** Exercise objective **
Nothing in the records may be left out or altered; reproduce them all exactly.

** Provided data **

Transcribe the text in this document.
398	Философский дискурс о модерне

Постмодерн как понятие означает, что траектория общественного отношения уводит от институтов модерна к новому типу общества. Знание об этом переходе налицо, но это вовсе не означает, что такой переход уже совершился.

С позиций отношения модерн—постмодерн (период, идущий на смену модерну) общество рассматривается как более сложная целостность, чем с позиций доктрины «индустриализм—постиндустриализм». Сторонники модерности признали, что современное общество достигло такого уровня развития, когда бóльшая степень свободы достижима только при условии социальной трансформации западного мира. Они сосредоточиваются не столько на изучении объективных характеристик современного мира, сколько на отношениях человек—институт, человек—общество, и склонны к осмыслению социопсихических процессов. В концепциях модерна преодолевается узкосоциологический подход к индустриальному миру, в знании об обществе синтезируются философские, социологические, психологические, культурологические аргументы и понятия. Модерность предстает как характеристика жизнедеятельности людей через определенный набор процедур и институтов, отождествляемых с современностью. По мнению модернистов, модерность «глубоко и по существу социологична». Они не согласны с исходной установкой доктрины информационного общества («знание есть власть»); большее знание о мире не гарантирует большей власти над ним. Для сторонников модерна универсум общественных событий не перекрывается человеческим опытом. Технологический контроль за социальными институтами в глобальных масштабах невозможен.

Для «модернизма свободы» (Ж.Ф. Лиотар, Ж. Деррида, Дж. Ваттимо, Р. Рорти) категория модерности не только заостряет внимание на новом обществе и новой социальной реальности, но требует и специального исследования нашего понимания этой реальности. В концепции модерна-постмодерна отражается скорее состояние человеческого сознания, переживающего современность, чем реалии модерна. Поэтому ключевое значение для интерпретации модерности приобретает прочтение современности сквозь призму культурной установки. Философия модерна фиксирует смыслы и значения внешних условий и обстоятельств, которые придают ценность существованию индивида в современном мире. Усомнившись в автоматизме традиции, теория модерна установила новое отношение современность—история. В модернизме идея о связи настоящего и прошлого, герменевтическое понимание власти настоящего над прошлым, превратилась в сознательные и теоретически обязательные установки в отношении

** The answer **
Transcribe the text in this document.
398	Философский дискурс о модерне

Постмодерн как понятие означает, что траектория общественного отношения уводит от институтов модерна к новому типу общества. Знание об этом переходе налицо, но это вовсе не означает, что такой переход уже совершился.

С позиций отношения модерн—постмодерн (период, идущий на смену модерну) общество рассматривается как более сложная целостность, чем с позиций доктрины «индустриализм—постиндустриализм». Сторонники модерности признали, что современное общество достигло такого уровня развития, когда бóльшая степень свободы достижима только при условии социальной трансформации западного мира. Они сосредоточиваются не столько на изучении объективных характеристик современного мира, сколько на отношениях человек—институт, человек—общество, и склонны к осмыслению социопсихических процессов. В концепциях модерна преодолевается узкосоциологический подход к индустриальному миру, в знании об обществе синтезируются философские, социологические, психологические, культурологические аргументы и понятия. Модерность предстает как характеристика жизнедеятельности людей через определенный набор процедур и институтов, отождествляемых с современностью. По мнению модернистов, модерность «глубоко и по существу социологична». Они не согласны с исходной установкой доктрины информационного общества («знание есть власть»); большее знание о мире не гарантирует большей власти над ним. Для сторонников модерна универсум общественных событий не перекрывается человеческим опытом. Технологический контроль за социальными институтами в глобальных масштабах невозможен.

Для «модернизма свободы» (Ж.Ф. Лиотар, Ж. Деррида, Дж. Ваттимо, Р. Рорти) категория модерности не только заостряет внимание на новом обществе и новой социальной реальности, но требует и специального исследования нашего понимания этой реальности. В концепции модерна-постмодерна отражается скорее состояние человеческого сознания, переживающего современность, чем реалии модерна. Поэтому ключевое значение для интерпретации модерности приобретает прочтение современности сквозь призму культурной установки. Философия модерна фиксирует смыслы и значения внешних условий и обстоятельств, которые придают ценность существованию индивида в современном мире. Усомнившись в автоматизме традиции, теория модерна установила новое отношение современность—история. В модернизме идея о связи настоящего и прошлого, герменевтическое понимание власти настоящего над прошлым, превратилась в сознательные и теоретически обязательные установки в отношении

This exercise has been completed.